Task requirements —
Locate all lines in the data below that hold "箱内材料免费安装" and show them.

#####

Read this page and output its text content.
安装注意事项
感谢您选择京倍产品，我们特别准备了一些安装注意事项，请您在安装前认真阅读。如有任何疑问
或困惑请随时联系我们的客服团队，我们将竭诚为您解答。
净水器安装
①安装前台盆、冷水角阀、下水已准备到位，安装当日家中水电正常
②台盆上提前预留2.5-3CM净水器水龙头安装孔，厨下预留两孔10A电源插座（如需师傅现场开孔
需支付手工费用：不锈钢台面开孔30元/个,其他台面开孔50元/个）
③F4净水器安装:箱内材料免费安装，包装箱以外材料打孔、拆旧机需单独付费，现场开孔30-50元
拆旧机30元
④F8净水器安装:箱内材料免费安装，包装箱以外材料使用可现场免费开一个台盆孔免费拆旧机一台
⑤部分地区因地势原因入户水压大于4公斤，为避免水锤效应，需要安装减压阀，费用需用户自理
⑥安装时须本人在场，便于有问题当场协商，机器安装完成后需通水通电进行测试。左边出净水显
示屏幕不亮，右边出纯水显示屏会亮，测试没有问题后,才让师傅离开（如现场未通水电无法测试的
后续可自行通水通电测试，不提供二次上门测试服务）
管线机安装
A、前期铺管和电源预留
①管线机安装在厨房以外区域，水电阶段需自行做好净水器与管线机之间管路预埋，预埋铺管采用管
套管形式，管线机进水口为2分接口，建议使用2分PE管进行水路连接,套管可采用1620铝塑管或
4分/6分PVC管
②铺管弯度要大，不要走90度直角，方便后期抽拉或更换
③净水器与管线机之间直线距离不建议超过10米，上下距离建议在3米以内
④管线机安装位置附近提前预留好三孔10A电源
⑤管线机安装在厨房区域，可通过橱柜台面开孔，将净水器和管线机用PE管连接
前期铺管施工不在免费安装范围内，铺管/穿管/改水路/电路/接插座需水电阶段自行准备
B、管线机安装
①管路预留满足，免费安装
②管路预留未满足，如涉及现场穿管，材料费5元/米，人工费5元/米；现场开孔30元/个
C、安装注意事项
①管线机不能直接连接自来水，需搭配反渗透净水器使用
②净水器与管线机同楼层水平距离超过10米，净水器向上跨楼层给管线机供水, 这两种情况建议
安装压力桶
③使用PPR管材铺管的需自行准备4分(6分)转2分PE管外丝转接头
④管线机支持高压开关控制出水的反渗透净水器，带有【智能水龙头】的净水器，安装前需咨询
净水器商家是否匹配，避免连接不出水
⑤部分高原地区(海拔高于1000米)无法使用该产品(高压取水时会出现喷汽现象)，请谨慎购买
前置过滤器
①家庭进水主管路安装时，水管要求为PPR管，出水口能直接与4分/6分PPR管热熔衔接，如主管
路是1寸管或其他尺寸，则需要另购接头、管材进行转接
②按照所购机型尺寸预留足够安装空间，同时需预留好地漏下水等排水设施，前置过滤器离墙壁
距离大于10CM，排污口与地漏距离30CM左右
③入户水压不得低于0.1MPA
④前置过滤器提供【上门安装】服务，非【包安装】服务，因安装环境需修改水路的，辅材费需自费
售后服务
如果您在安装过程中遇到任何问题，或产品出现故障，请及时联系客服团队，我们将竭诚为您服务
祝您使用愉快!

#####

Answer to the task —
③F4净水器安装:箱内材料免费安装，包装箱以外材料打孔、拆旧机需单独付费，现场开孔30-50元
④F8净水器安装:箱内材料免费安装，包装箱以外材料使用可现场免费开一个台盆孔免费拆旧机一台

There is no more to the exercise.